- **PROBLEM REQUIREMENTS**
Out of the lines below, please list those that hold the string "time".

- **RECORD EXTRACTS**
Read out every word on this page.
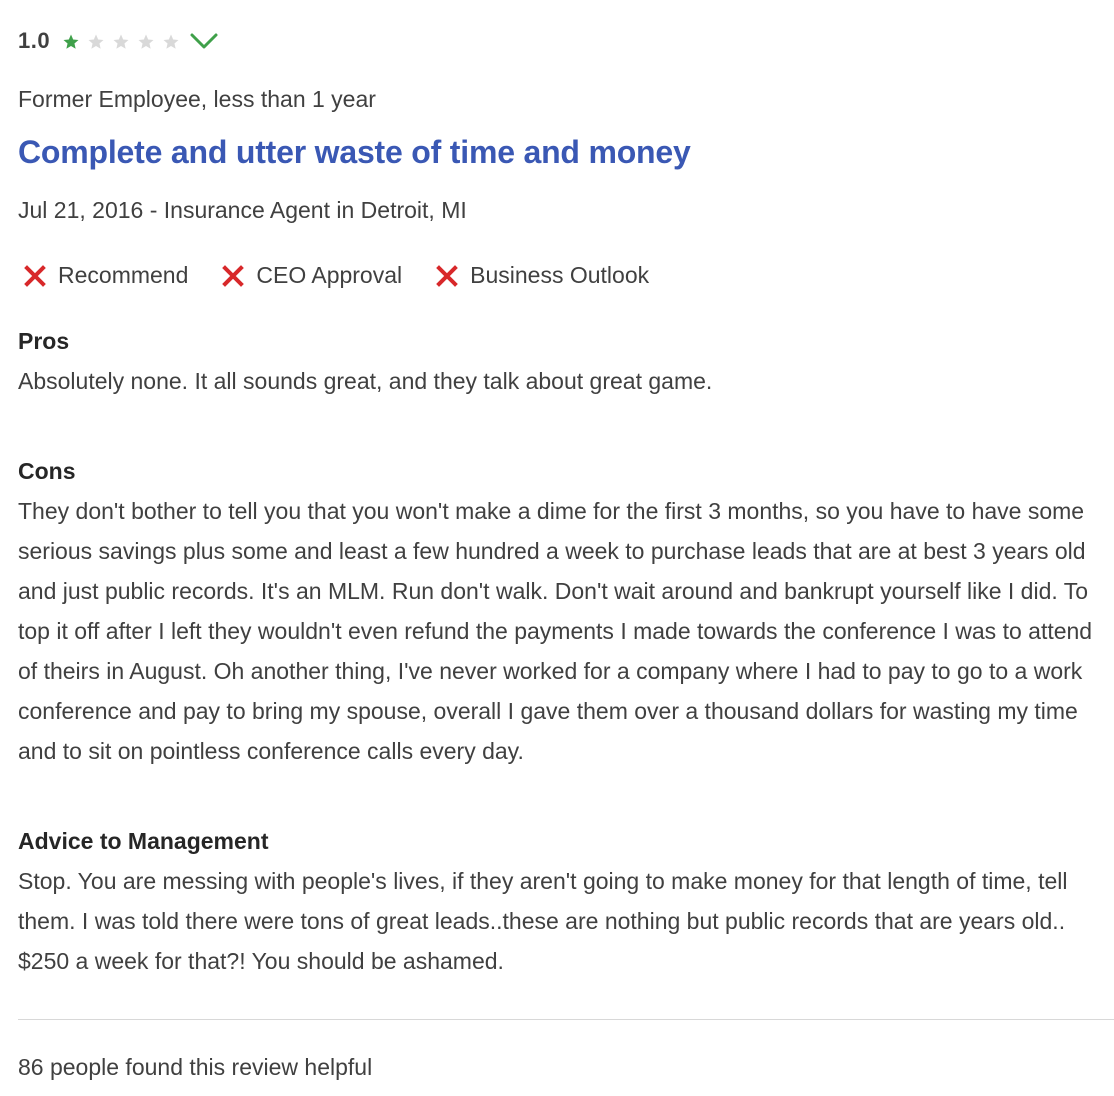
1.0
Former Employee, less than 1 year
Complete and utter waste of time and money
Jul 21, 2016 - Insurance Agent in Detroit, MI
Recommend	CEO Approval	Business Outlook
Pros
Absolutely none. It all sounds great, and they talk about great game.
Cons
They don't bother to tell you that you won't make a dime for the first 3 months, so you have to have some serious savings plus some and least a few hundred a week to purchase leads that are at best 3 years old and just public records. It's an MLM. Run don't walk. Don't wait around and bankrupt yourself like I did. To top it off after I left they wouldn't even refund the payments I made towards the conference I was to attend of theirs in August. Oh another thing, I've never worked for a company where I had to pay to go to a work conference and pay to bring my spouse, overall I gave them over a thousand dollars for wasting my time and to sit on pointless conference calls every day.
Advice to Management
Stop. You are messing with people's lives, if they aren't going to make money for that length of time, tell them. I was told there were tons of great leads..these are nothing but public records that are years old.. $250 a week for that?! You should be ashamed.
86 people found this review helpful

- **TASK RESULT**
Complete and utter waste of time and money
They don't bother to tell you that you won't make a dime for the first 3 months, so you have to have some serious savings plus some and least a few hundred a week to purchase leads that are at best 3 years old and just public records. It's an MLM. Run don't walk. Don't wait around and bankrupt yourself like I did. To top it off after I left they wouldn't even refund the payments I made towards the conference I was to attend of theirs in August. Oh another thing, I've never worked for a company where I had to pay to go to a work conference and pay to bring my spouse, overall I gave them over a thousand dollars for wasting my time and to sit on pointless conference calls every day.
Stop. You are messing with people's lives, if they aren't going to make money for that length of time, tell them. I was told there were tons of great leads..these are nothing but public records that are years old.. $250 a week for that?! You should be ashamed.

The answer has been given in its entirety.